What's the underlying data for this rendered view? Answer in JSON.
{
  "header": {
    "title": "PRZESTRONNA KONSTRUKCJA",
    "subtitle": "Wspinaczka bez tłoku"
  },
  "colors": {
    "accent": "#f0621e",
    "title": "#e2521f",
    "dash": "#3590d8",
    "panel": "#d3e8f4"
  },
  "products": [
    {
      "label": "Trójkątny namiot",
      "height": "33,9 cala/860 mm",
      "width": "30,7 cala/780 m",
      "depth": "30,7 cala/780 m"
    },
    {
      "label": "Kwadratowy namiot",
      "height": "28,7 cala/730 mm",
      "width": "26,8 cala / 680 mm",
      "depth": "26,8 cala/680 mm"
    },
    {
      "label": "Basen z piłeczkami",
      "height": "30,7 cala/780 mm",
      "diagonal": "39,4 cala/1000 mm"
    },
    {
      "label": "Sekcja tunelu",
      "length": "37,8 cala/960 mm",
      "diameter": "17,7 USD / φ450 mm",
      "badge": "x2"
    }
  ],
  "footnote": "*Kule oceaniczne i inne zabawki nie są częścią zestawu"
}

----

Restate the whole of the material exactly.

— OUTPUT BELOW —
What's the underlying data for this rendered view? Answer in JSON.
{
  "header": {
    "title": "PRZESTRONNA KONSTRUKCJA",
    "subtitle": "Wspinaczka bez tłoku"
  },
  "colors": {
    "accent": "#f0621e",
    "title": "#e2521f",
    "dash": "#3590d8",
    "panel": "#d3e8f4"
  },
  "products": [
    {
      "label": "Trójkątny namiot",
      "height": "33,9 cala/860 mm",
      "width": "30,7 cala/780 m",
      "depth": "30,7 cala/780 m"
    },
    {
      "label": "Kwadratowy namiot",
      "height": "28,7 cala/730 mm",
      "width": "26,8 cala / 680 mm",
      "depth": "26,8 cala/680 mm"
    },
    {
      "label": "Basen z piłeczkami",
      "height": "30,7 cala/780 mm",
      "diagonal": "39,4 cala/1000 mm"
    },
    {
      "label": "Sekcja tunelu",
      "length": "37,8 cala/960 mm",
      "diameter": "17,7 USD / φ450 mm",
      "badge": "x2"
    }
  ],
  "footnote": "*Kule oceaniczne i inne zabawki nie są częścią zestawu"
}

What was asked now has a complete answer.